Source records

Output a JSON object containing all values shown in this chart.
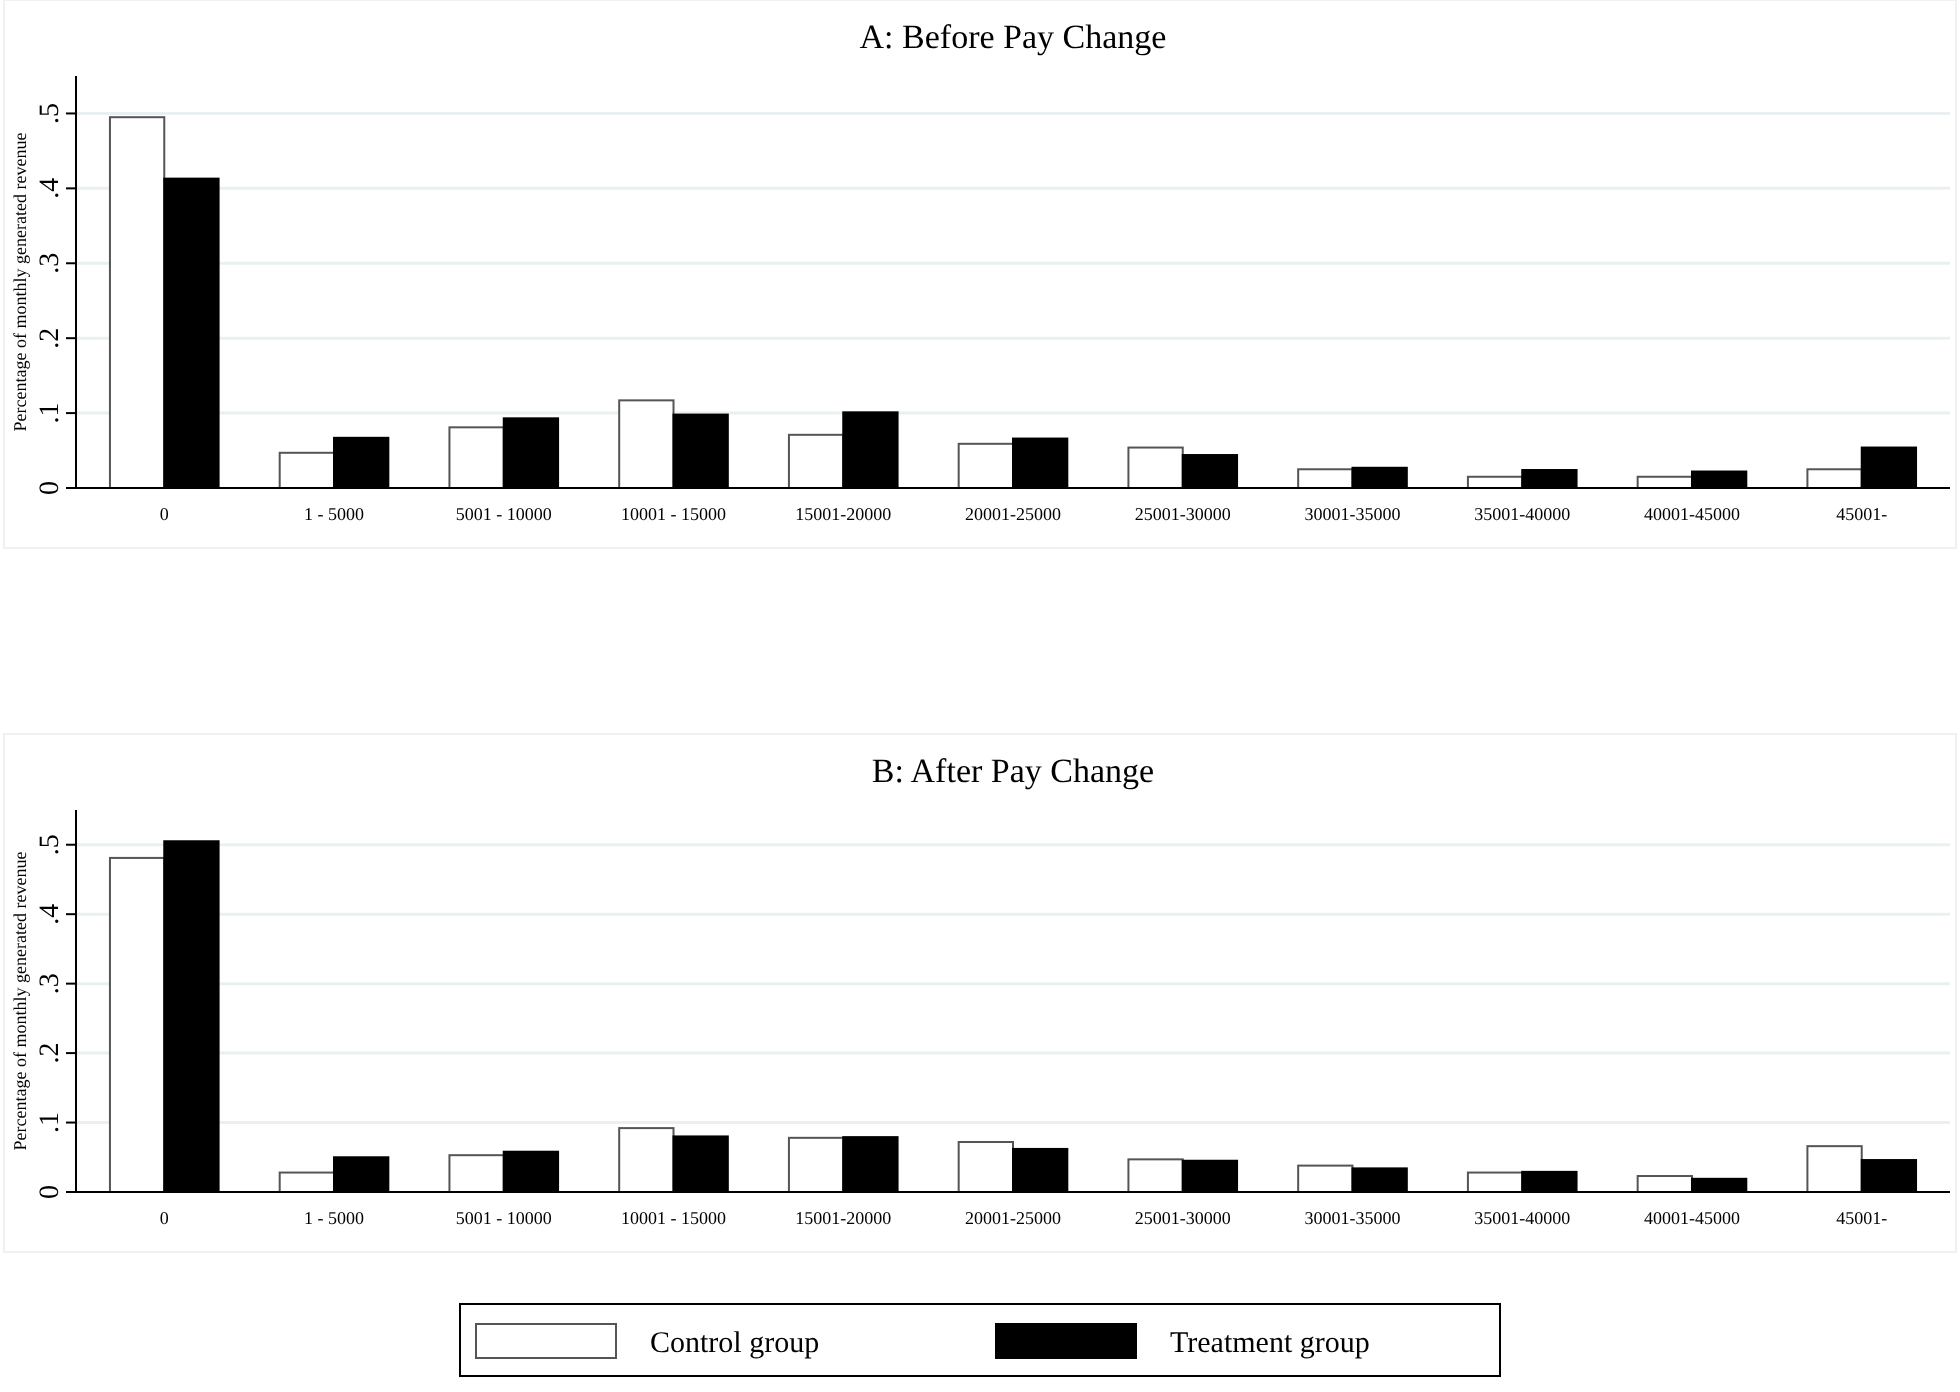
{
  "chart_data": [
    {
      "type": "bar",
      "title": "A: Before Pay Change",
      "ylabel": "Percentage of monthly generated revenue",
      "categories": [
        "0",
        "1 - 5000",
        "5001 - 10000",
        "10001 - 15000",
        "15001-20000",
        "20001-25000",
        "25001-30000",
        "30001-35000",
        "35001-40000",
        "40001-45000",
        "45001-"
      ],
      "series": [
        {
          "color": "#ffffff",
          "values": [
            0.495,
            0.047,
            0.081,
            0.117,
            0.071,
            0.059,
            0.054,
            0.025,
            0.015,
            0.015,
            0.025
          ]
        },
        {
          "color": "#000000",
          "values": [
            0.413,
            0.067,
            0.093,
            0.098,
            0.101,
            0.066,
            0.044,
            0.027,
            0.024,
            0.022,
            0.054
          ]
        }
      ],
      "ylim": [
        0,
        0.55
      ],
      "yticks": [
        0,
        {
          "value": 0.1,
          "label": ".1"
        },
        {
          "value": 0.2,
          "label": ".2"
        },
        {
          "value": 0.3,
          "label": ".3"
        },
        {
          "value": 0.4,
          "label": ".4"
        },
        {
          "value": 0.5,
          "label": ".5"
        }
      ],
      "grid": "y",
      "legend": false
    },
    {
      "type": "bar",
      "title": "B: After Pay Change",
      "ylabel": "Percentage of monthly generated revenue",
      "categories": [
        "0",
        "1 - 5000",
        "5001 - 10000",
        "10001 - 15000",
        "15001-20000",
        "20001-25000",
        "25001-30000",
        "30001-35000",
        "35001-40000",
        "40001-45000",
        "45001-"
      ],
      "series": [
        {
          "name": "Control group",
          "color": "#ffffff",
          "values": [
            0.481,
            0.028,
            0.053,
            0.092,
            0.078,
            0.072,
            0.047,
            0.038,
            0.028,
            0.023,
            0.066
          ]
        },
        {
          "name": "Treatment group",
          "color": "#000000",
          "values": [
            0.505,
            0.05,
            0.058,
            0.08,
            0.079,
            0.062,
            0.045,
            0.034,
            0.029,
            0.019,
            0.046
          ]
        }
      ],
      "ylim": [
        0,
        0.55
      ],
      "yticks": [
        0,
        {
          "value": 0.1,
          "label": ".1"
        },
        {
          "value": 0.2,
          "label": ".2"
        },
        {
          "value": 0.3,
          "label": ".3"
        },
        {
          "value": 0.4,
          "label": ".4"
        },
        {
          "value": 0.5,
          "label": ".5"
        }
      ],
      "grid": "y",
      "legend": "bottom"
    }
  ]
}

Task brief:
Set the pictures aside and transcribe the data above exactly.

Finished task:
Output a JSON object containing all values shown in this chart.
{
  "chart_data": [
    {
      "type": "bar",
      "title": "A: Before Pay Change",
      "ylabel": "Percentage of monthly generated revenue",
      "categories": [
        "0",
        "1 - 5000",
        "5001 - 10000",
        "10001 - 15000",
        "15001-20000",
        "20001-25000",
        "25001-30000",
        "30001-35000",
        "35001-40000",
        "40001-45000",
        "45001-"
      ],
      "series": [
        {
          "color": "#ffffff",
          "values": [
            0.495,
            0.047,
            0.081,
            0.117,
            0.071,
            0.059,
            0.054,
            0.025,
            0.015,
            0.015,
            0.025
          ]
        },
        {
          "color": "#000000",
          "values": [
            0.413,
            0.067,
            0.093,
            0.098,
            0.101,
            0.066,
            0.044,
            0.027,
            0.024,
            0.022,
            0.054
          ]
        }
      ],
      "ylim": [
        0,
        0.55
      ],
      "yticks": [
        0,
        {
          "value": 0.1,
          "label": ".1"
        },
        {
          "value": 0.2,
          "label": ".2"
        },
        {
          "value": 0.3,
          "label": ".3"
        },
        {
          "value": 0.4,
          "label": ".4"
        },
        {
          "value": 0.5,
          "label": ".5"
        }
      ],
      "grid": "y",
      "legend": false
    },
    {
      "type": "bar",
      "title": "B: After Pay Change",
      "ylabel": "Percentage of monthly generated revenue",
      "categories": [
        "0",
        "1 - 5000",
        "5001 - 10000",
        "10001 - 15000",
        "15001-20000",
        "20001-25000",
        "25001-30000",
        "30001-35000",
        "35001-40000",
        "40001-45000",
        "45001-"
      ],
      "series": [
        {
          "name": "Control group",
          "color": "#ffffff",
          "values": [
            0.481,
            0.028,
            0.053,
            0.092,
            0.078,
            0.072,
            0.047,
            0.038,
            0.028,
            0.023,
            0.066
          ]
        },
        {
          "name": "Treatment group",
          "color": "#000000",
          "values": [
            0.505,
            0.05,
            0.058,
            0.08,
            0.079,
            0.062,
            0.045,
            0.034,
            0.029,
            0.019,
            0.046
          ]
        }
      ],
      "ylim": [
        0,
        0.55
      ],
      "yticks": [
        0,
        {
          "value": 0.1,
          "label": ".1"
        },
        {
          "value": 0.2,
          "label": ".2"
        },
        {
          "value": 0.3,
          "label": ".3"
        },
        {
          "value": 0.4,
          "label": ".4"
        },
        {
          "value": 0.5,
          "label": ".5"
        }
      ],
      "grid": "y",
      "legend": "bottom"
    }
  ]
}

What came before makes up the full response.